** begin Input rows **
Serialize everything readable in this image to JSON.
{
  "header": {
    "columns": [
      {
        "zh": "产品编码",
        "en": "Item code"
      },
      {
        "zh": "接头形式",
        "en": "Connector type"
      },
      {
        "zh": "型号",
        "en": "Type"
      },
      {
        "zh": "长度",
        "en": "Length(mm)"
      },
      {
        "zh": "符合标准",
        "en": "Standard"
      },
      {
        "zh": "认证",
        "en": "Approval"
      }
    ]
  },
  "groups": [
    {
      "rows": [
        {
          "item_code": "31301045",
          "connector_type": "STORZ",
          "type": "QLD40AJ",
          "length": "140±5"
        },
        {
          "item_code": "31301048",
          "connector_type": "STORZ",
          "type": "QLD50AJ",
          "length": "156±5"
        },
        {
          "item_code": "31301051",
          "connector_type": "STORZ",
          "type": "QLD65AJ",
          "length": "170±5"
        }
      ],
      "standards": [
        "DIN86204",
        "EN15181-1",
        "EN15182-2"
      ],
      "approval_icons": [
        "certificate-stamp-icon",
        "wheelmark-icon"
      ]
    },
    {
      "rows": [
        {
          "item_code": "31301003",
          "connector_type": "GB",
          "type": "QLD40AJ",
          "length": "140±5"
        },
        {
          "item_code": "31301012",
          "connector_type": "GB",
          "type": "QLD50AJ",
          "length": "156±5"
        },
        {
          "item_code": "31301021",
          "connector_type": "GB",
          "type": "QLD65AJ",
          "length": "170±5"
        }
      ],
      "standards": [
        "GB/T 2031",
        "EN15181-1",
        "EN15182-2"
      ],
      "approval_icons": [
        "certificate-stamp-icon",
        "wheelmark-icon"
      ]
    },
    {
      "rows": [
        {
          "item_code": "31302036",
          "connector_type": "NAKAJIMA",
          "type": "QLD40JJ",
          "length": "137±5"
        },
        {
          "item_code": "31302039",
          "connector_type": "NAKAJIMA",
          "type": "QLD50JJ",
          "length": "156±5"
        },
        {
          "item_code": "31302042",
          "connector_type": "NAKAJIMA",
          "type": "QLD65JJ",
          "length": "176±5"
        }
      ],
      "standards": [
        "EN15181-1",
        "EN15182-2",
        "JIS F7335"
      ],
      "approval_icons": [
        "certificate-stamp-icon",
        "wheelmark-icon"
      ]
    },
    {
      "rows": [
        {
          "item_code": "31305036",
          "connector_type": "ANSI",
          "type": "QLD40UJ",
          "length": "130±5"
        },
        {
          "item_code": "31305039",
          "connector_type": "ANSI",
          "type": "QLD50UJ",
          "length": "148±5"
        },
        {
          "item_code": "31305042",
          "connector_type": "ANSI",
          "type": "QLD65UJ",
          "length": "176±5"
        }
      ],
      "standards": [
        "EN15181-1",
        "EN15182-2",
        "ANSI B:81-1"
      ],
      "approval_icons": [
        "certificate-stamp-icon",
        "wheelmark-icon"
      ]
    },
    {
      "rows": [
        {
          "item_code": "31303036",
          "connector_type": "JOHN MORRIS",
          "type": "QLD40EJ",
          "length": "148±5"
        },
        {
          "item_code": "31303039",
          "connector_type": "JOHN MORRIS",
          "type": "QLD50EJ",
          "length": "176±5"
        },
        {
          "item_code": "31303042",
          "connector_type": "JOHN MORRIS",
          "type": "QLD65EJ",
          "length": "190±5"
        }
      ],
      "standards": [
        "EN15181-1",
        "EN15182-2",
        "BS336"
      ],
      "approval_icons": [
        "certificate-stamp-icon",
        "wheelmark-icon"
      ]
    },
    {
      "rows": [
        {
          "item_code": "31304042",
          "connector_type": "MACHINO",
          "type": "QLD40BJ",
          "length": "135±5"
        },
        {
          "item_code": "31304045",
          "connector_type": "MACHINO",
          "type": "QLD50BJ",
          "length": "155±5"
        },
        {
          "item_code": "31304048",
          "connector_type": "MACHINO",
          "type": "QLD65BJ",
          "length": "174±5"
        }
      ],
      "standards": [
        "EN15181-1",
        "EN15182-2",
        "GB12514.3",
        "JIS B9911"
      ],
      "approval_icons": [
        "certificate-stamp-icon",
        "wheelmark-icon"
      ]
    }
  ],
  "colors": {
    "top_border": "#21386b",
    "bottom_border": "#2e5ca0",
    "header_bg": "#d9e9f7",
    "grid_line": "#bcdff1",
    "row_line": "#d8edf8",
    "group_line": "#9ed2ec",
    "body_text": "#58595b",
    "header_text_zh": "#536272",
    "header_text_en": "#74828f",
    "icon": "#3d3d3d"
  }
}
** end Input rows **
**The exercise:** Write the material out exactly, with nothing left out.

**Written reply:**
Serialize everything readable in this image to JSON.
{
  "header": {
    "columns": [
      {
        "zh": "产品编码",
        "en": "Item code"
      },
      {
        "zh": "接头形式",
        "en": "Connector type"
      },
      {
        "zh": "型号",
        "en": "Type"
      },
      {
        "zh": "长度",
        "en": "Length(mm)"
      },
      {
        "zh": "符合标准",
        "en": "Standard"
      },
      {
        "zh": "认证",
        "en": "Approval"
      }
    ]
  },
  "groups": [
    {
      "rows": [
        {
          "item_code": "31301045",
          "connector_type": "STORZ",
          "type": "QLD40AJ",
          "length": "140±5"
        },
        {
          "item_code": "31301048",
          "connector_type": "STORZ",
          "type": "QLD50AJ",
          "length": "156±5"
        },
        {
          "item_code": "31301051",
          "connector_type": "STORZ",
          "type": "QLD65AJ",
          "length": "170±5"
        }
      ],
      "standards": [
        "DIN86204",
        "EN15181-1",
        "EN15182-2"
      ],
      "approval_icons": [
        "certificate-stamp-icon",
        "wheelmark-icon"
      ]
    },
    {
      "rows": [
        {
          "item_code": "31301003",
          "connector_type": "GB",
          "type": "QLD40AJ",
          "length": "140±5"
        },
        {
          "item_code": "31301012",
          "connector_type": "GB",
          "type": "QLD50AJ",
          "length": "156±5"
        },
        {
          "item_code": "31301021",
          "connector_type": "GB",
          "type": "QLD65AJ",
          "length": "170±5"
        }
      ],
      "standards": [
        "GB/T 2031",
        "EN15181-1",
        "EN15182-2"
      ],
      "approval_icons": [
        "certificate-stamp-icon",
        "wheelmark-icon"
      ]
    },
    {
      "rows": [
        {
          "item_code": "31302036",
          "connector_type": "NAKAJIMA",
          "type": "QLD40JJ",
          "length": "137±5"
        },
        {
          "item_code": "31302039",
          "connector_type": "NAKAJIMA",
          "type": "QLD50JJ",
          "length": "156±5"
        },
        {
          "item_code": "31302042",
          "connector_type": "NAKAJIMA",
          "type": "QLD65JJ",
          "length": "176±5"
        }
      ],
      "standards": [
        "EN15181-1",
        "EN15182-2",
        "JIS F7335"
      ],
      "approval_icons": [
        "certificate-stamp-icon",
        "wheelmark-icon"
      ]
    },
    {
      "rows": [
        {
          "item_code": "31305036",
          "connector_type": "ANSI",
          "type": "QLD40UJ",
          "length": "130±5"
        },
        {
          "item_code": "31305039",
          "connector_type": "ANSI",
          "type": "QLD50UJ",
          "length": "148±5"
        },
        {
          "item_code": "31305042",
          "connector_type": "ANSI",
          "type": "QLD65UJ",
          "length": "176±5"
        }
      ],
      "standards": [
        "EN15181-1",
        "EN15182-2",
        "ANSI B:81-1"
      ],
      "approval_icons": [
        "certificate-stamp-icon",
        "wheelmark-icon"
      ]
    },
    {
      "rows": [
        {
          "item_code": "31303036",
          "connector_type": "JOHN MORRIS",
          "type": "QLD40EJ",
          "length": "148±5"
        },
        {
          "item_code": "31303039",
          "connector_type": "JOHN MORRIS",
          "type": "QLD50EJ",
          "length": "176±5"
        },
        {
          "item_code": "31303042",
          "connector_type": "JOHN MORRIS",
          "type": "QLD65EJ",
          "length": "190±5"
        }
      ],
      "standards": [
        "EN15181-1",
        "EN15182-2",
        "BS336"
      ],
      "approval_icons": [
        "certificate-stamp-icon",
        "wheelmark-icon"
      ]
    },
    {
      "rows": [
        {
          "item_code": "31304042",
          "connector_type": "MACHINO",
          "type": "QLD40BJ",
          "length": "135±5"
        },
        {
          "item_code": "31304045",
          "connector_type": "MACHINO",
          "type": "QLD50BJ",
          "length": "155±5"
        },
        {
          "item_code": "31304048",
          "connector_type": "MACHINO",
          "type": "QLD65BJ",
          "length": "174±5"
        }
      ],
      "standards": [
        "EN15181-1",
        "EN15182-2",
        "GB12514.3",
        "JIS B9911"
      ],
      "approval_icons": [
        "certificate-stamp-icon",
        "wheelmark-icon"
      ]
    }
  ],
  "colors": {
    "top_border": "#21386b",
    "bottom_border": "#2e5ca0",
    "header_bg": "#d9e9f7",
    "grid_line": "#bcdff1",
    "row_line": "#d8edf8",
    "group_line": "#9ed2ec",
    "body_text": "#58595b",
    "header_text_zh": "#536272",
    "header_text_en": "#74828f",
    "icon": "#3d3d3d"
  }
}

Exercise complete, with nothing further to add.